◆ TASK:
Reproduce word for word the lines from the very first one up to and including the line with "change-all-button[interactable]: Change All".
········
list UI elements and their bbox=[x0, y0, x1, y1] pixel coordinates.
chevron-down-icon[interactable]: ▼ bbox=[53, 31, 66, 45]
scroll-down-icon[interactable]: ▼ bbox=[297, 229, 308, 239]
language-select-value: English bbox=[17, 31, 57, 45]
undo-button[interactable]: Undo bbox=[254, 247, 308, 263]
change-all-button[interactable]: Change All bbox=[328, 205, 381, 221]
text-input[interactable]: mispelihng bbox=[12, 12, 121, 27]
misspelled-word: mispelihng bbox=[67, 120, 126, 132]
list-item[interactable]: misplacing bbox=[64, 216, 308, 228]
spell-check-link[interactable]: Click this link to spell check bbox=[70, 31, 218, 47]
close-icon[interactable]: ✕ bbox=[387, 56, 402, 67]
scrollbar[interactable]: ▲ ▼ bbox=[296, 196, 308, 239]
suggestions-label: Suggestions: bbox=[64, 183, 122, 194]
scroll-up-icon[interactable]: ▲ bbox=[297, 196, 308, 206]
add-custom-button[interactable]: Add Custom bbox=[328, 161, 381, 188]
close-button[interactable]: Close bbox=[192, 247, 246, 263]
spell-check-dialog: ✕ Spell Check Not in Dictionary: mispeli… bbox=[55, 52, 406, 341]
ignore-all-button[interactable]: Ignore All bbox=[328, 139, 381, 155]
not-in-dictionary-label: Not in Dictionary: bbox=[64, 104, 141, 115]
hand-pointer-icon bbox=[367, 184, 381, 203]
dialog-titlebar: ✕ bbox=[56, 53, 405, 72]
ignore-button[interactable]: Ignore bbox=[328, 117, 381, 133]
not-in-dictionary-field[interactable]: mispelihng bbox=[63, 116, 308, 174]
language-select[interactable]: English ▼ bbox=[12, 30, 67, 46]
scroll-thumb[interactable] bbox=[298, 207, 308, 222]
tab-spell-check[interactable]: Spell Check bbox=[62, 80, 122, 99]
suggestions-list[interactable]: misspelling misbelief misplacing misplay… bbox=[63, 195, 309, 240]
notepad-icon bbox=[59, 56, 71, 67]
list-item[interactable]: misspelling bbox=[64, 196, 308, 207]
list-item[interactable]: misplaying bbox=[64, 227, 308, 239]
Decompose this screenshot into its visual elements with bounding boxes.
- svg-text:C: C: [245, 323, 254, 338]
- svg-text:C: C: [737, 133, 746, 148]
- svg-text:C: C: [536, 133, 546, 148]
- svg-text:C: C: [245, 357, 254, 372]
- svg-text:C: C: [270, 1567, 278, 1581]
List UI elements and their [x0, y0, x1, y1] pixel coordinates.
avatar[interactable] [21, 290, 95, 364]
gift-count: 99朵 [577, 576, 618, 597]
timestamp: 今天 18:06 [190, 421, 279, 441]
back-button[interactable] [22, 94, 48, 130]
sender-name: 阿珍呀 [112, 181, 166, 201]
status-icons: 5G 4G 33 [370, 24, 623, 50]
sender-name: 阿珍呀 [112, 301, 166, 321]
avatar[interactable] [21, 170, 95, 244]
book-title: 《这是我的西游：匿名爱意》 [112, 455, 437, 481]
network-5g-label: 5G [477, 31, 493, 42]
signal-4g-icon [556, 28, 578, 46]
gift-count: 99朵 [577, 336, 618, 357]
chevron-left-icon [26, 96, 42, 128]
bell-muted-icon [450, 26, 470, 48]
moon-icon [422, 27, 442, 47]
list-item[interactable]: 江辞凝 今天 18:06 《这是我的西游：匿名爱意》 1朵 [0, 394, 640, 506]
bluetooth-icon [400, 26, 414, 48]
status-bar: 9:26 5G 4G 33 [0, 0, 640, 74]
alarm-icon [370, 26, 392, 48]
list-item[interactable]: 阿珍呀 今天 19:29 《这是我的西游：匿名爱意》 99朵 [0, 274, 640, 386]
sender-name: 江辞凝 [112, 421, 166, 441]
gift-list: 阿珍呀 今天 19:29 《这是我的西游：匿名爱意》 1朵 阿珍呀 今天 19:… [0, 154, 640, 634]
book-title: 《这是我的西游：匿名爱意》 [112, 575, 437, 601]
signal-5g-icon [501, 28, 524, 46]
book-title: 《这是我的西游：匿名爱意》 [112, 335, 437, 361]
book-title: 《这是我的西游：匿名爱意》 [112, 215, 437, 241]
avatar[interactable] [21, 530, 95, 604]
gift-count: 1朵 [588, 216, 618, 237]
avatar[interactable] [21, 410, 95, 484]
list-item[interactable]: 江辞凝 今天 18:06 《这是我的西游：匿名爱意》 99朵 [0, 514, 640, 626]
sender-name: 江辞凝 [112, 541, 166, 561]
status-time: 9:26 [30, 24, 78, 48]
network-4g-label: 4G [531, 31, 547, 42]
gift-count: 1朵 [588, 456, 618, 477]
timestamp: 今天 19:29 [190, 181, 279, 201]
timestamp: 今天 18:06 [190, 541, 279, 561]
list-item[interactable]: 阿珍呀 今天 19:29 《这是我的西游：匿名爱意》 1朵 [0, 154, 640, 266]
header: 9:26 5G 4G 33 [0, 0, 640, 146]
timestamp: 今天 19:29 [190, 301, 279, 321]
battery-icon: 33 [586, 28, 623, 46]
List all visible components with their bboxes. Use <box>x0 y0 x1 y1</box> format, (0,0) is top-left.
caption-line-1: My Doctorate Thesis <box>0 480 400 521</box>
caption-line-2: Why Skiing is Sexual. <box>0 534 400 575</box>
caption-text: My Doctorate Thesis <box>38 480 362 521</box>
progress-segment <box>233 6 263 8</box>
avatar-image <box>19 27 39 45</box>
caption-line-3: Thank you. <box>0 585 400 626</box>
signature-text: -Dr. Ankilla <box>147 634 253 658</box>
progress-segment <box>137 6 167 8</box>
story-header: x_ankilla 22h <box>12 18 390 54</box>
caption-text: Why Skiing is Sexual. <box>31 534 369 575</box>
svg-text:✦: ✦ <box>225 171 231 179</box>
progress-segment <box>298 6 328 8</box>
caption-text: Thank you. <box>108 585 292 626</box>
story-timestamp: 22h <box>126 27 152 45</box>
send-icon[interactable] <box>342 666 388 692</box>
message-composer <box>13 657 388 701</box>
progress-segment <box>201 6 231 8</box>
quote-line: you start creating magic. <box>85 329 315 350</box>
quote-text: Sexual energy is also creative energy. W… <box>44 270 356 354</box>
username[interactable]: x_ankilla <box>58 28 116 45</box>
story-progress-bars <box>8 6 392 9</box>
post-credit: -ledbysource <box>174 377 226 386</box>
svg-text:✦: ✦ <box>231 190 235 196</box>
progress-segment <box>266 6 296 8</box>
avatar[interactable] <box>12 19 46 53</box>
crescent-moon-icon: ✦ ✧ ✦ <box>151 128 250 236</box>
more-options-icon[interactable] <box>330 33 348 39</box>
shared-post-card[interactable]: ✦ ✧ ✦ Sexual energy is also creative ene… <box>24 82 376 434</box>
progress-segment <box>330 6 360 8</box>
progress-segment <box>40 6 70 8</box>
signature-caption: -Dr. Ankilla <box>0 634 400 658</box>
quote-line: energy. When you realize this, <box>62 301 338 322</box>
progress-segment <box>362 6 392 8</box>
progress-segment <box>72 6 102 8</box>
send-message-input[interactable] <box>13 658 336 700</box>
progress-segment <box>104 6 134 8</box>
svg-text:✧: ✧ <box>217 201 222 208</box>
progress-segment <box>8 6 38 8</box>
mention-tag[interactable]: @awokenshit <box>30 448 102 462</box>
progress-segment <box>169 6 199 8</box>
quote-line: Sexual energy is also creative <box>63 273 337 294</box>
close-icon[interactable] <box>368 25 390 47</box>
········
◆ RESPONSE TO THIS EXERCISE:
list UI elements and their bbox=[x0, y0, x1, y1] pixel coordinates.
chevron-down-icon[interactable]: ▼ bbox=[53, 31, 66, 45]
scroll-down-icon[interactable]: ▼ bbox=[297, 229, 308, 239]
language-select-value: English bbox=[17, 31, 57, 45]
undo-button[interactable]: Undo bbox=[254, 247, 308, 263]
change-all-button[interactable]: Change All bbox=[328, 205, 381, 221]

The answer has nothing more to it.